[A run of records]
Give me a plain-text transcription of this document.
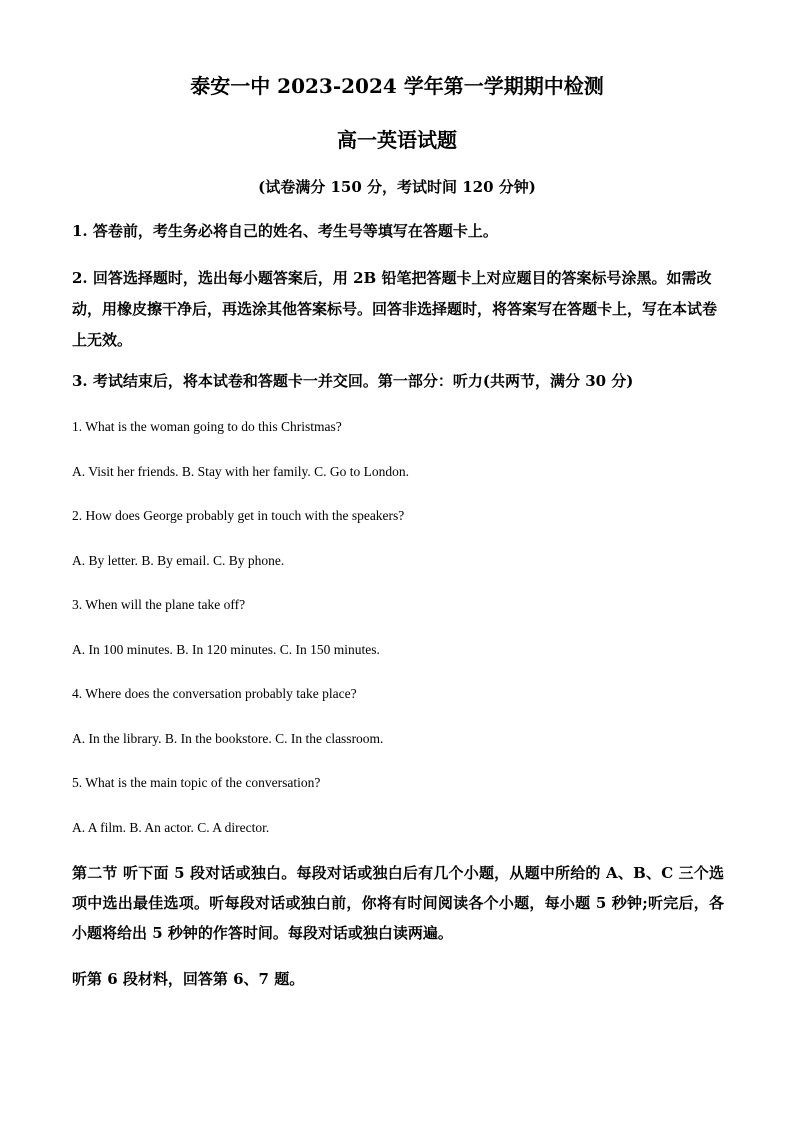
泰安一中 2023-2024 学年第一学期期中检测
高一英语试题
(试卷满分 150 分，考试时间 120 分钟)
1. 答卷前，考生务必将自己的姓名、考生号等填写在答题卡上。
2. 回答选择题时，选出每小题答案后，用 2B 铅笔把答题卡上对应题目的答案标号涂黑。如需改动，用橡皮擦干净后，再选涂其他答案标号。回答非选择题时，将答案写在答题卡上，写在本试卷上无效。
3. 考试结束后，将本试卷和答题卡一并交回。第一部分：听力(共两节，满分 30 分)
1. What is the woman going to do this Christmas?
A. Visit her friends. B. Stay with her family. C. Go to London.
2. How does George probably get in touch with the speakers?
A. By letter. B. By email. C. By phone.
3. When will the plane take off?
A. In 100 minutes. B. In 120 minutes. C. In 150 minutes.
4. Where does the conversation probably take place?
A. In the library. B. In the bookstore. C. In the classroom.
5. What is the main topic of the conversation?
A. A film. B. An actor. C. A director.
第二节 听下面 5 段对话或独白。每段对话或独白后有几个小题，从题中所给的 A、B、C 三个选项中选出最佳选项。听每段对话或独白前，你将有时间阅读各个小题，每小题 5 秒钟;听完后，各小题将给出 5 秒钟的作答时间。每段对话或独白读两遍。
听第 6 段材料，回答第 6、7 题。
* * *
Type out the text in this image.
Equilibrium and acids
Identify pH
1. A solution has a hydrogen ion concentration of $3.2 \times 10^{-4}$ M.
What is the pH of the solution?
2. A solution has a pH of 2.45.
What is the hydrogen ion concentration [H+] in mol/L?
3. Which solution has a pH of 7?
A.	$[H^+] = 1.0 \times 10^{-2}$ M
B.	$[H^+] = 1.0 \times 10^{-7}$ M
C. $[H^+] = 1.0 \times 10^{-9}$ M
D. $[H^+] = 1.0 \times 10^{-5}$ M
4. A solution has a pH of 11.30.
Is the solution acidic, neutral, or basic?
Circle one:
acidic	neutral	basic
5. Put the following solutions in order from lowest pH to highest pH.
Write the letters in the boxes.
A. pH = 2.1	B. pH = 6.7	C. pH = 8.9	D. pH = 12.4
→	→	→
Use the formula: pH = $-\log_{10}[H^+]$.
* * *
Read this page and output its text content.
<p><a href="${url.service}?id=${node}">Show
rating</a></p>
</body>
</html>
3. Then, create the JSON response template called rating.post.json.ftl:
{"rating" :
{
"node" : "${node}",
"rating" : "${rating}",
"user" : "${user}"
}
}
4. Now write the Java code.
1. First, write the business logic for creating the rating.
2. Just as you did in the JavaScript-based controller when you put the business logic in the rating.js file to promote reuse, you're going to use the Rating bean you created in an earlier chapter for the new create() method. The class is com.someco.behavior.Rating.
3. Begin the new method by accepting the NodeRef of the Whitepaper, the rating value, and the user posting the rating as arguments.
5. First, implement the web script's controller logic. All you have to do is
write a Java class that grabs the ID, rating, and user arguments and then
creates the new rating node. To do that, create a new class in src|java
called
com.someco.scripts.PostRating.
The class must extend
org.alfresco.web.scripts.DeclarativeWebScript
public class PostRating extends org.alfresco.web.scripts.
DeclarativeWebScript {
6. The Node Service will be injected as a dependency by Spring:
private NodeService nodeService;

**EXERCISE**
From the data above, copy out every line with the string "will" in it.

**RESULT FOR THIS EXERCISE**
3. When will the plane take off?
6. The Node Service will be injected as a dependency by Spring:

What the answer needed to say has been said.